**WHAT THE TASK ASKS:** Write out the full set of records below exactly.

* BEGIN *

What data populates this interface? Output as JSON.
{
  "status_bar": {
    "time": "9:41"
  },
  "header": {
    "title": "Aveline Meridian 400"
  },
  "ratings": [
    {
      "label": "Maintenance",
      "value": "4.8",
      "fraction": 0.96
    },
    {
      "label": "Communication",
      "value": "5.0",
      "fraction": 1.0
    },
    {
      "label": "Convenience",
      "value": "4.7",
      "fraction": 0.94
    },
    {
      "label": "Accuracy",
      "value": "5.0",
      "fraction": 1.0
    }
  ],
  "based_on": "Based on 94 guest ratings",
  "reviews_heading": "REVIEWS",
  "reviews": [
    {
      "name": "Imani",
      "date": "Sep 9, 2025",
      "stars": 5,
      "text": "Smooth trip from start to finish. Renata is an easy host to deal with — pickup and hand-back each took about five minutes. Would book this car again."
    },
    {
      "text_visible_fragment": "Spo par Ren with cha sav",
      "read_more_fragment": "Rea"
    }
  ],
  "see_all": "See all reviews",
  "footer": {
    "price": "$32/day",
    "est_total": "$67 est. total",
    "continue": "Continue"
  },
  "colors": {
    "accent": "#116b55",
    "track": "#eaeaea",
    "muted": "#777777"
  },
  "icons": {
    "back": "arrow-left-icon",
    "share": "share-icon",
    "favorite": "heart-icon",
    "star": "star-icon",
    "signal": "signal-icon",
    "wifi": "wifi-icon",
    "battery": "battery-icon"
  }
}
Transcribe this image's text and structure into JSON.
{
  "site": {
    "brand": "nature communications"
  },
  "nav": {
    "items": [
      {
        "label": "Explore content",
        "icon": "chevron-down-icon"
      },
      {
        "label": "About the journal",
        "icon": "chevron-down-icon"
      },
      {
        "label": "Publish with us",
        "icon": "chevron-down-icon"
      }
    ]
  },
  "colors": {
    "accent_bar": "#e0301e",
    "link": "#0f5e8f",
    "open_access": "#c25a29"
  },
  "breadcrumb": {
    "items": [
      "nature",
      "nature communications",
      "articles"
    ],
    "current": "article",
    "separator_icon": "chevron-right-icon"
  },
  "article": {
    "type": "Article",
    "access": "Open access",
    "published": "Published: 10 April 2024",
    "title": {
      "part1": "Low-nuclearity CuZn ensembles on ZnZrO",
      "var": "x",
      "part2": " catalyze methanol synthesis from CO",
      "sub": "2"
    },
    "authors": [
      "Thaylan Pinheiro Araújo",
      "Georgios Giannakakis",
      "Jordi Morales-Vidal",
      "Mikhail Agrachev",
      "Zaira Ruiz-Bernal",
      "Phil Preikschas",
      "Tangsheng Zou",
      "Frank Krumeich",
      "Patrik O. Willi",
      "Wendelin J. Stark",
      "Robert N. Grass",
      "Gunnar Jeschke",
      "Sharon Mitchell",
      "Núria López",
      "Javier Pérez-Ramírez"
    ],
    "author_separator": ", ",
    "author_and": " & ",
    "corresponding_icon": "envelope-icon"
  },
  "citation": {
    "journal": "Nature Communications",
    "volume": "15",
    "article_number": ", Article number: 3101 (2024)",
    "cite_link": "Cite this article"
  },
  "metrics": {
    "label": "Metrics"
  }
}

* END *

**TASK OUTPUT:**
What data populates this interface? Output as JSON.
{
  "status_bar": {
    "time": "9:41"
  },
  "header": {
    "title": "Aveline Meridian 400"
  },
  "ratings": [
    {
      "label": "Maintenance",
      "value": "4.8",
      "fraction": 0.96
    },
    {
      "label": "Communication",
      "value": "5.0",
      "fraction": 1.0
    },
    {
      "label": "Convenience",
      "value": "4.7",
      "fraction": 0.94
    },
    {
      "label": "Accuracy",
      "value": "5.0",
      "fraction": 1.0
    }
  ],
  "based_on": "Based on 94 guest ratings",
  "reviews_heading": "REVIEWS",
  "reviews": [
    {
      "name": "Imani",
      "date": "Sep 9, 2025",
      "stars": 5,
      "text": "Smooth trip from start to finish. Renata is an easy host to deal with — pickup and hand-back each took about five minutes. Would book this car again."
    },
    {
      "text_visible_fragment": "Spo par Ren with cha sav",
      "read_more_fragment": "Rea"
    }
  ],
  "see_all": "See all reviews",
  "footer": {
    "price": "$32/day",
    "est_total": "$67 est. total",
    "continue": "Continue"
  },
  "colors": {
    "accent": "#116b55",
    "track": "#eaeaea",
    "muted": "#777777"
  },
  "icons": {
    "back": "arrow-left-icon",
    "share": "share-icon",
    "favorite": "heart-icon",
    "star": "star-icon",
    "signal": "signal-icon",
    "wifi": "wifi-icon",
    "battery": "battery-icon"
  }
}
Transcribe this image's text and structure into JSON.
{
  "site": {
    "brand": "nature communications"
  },
  "nav": {
    "items": [
      {
        "label": "Explore content",
        "icon": "chevron-down-icon"
      },
      {
        "label": "About the journal",
        "icon": "chevron-down-icon"
      },
      {
        "label": "Publish with us",
        "icon": "chevron-down-icon"
      }
    ]
  },
  "colors": {
    "accent_bar": "#e0301e",
    "link": "#0f5e8f",
    "open_access": "#c25a29"
  },
  "breadcrumb": {
    "items": [
      "nature",
      "nature communications",
      "articles"
    ],
    "current": "article",
    "separator_icon": "chevron-right-icon"
  },
  "article": {
    "type": "Article",
    "access": "Open access",
    "published": "Published: 10 April 2024",
    "title": {
      "part1": "Low-nuclearity CuZn ensembles on ZnZrO",
      "var": "x",
      "part2": " catalyze methanol synthesis from CO",
      "sub": "2"
    },
    "authors": [
      "Thaylan Pinheiro Araújo",
      "Georgios Giannakakis",
      "Jordi Morales-Vidal",
      "Mikhail Agrachev",
      "Zaira Ruiz-Bernal",
      "Phil Preikschas",
      "Tangsheng Zou",
      "Frank Krumeich",
      "Patrik O. Willi",
      "Wendelin J. Stark",
      "Robert N. Grass",
      "Gunnar Jeschke",
      "Sharon Mitchell",
      "Núria López",
      "Javier Pérez-Ramírez"
    ],
    "author_separator": ", ",
    "author_and": " & ",
    "corresponding_icon": "envelope-icon"
  },
  "citation": {
    "journal": "Nature Communications",
    "volume": "15",
    "article_number": ", Article number: 3101 (2024)",
    "cite_link": "Cite this article"
  },
  "metrics": {
    "label": "Metrics"
  }
}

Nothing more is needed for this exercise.